-- begin RECORD EXCERPTS --

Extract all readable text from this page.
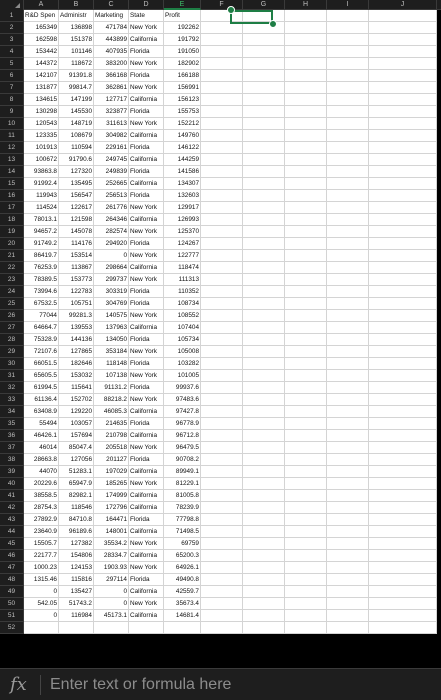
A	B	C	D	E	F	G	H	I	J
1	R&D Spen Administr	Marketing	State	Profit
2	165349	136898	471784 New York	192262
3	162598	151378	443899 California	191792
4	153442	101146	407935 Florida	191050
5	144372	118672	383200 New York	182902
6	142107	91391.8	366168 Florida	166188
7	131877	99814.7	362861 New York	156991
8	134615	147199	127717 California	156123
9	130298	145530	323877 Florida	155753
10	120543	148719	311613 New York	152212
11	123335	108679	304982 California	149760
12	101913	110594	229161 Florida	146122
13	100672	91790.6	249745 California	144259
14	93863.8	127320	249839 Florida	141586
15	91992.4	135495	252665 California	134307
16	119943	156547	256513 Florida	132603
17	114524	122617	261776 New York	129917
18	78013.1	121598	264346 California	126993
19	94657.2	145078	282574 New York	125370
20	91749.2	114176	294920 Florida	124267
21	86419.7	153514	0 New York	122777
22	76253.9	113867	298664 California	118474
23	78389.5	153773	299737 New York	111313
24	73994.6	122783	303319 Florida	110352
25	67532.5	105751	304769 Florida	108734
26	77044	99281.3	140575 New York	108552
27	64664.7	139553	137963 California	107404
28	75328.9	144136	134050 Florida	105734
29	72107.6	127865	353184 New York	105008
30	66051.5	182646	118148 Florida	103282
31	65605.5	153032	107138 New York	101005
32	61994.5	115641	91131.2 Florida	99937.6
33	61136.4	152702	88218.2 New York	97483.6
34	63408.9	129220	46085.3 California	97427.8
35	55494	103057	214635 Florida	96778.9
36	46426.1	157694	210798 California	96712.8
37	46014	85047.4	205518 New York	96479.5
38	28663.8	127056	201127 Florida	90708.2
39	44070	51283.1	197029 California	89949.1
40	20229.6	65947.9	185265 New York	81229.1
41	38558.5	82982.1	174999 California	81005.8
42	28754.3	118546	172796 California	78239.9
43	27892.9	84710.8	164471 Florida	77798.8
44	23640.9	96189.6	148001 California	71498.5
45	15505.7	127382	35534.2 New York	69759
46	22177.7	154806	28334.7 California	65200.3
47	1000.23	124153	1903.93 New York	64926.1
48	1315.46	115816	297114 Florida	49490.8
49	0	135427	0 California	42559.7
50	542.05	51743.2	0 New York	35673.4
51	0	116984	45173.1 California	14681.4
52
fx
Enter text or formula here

-- end RECORD EXCERPTS --
-- begin RECORD EXCERPTS --

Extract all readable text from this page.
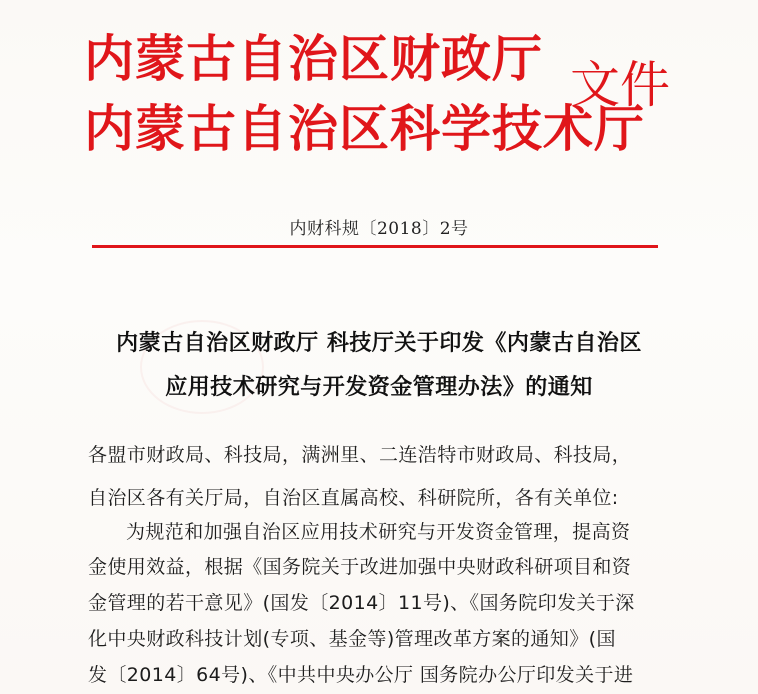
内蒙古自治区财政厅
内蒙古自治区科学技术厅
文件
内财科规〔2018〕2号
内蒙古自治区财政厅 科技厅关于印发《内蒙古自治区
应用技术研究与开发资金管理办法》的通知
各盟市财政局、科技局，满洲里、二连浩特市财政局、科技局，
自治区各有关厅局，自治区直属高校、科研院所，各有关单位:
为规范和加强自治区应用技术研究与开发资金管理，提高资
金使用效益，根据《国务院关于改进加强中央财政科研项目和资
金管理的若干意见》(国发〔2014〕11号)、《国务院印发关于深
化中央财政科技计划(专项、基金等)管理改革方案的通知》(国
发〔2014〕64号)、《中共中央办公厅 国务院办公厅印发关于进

-- end RECORD EXCERPTS --

## CHALLENGE
Say how many lines contain "内蒙古自治区财政厅", and give nothing but that number.

## OUTPUT
2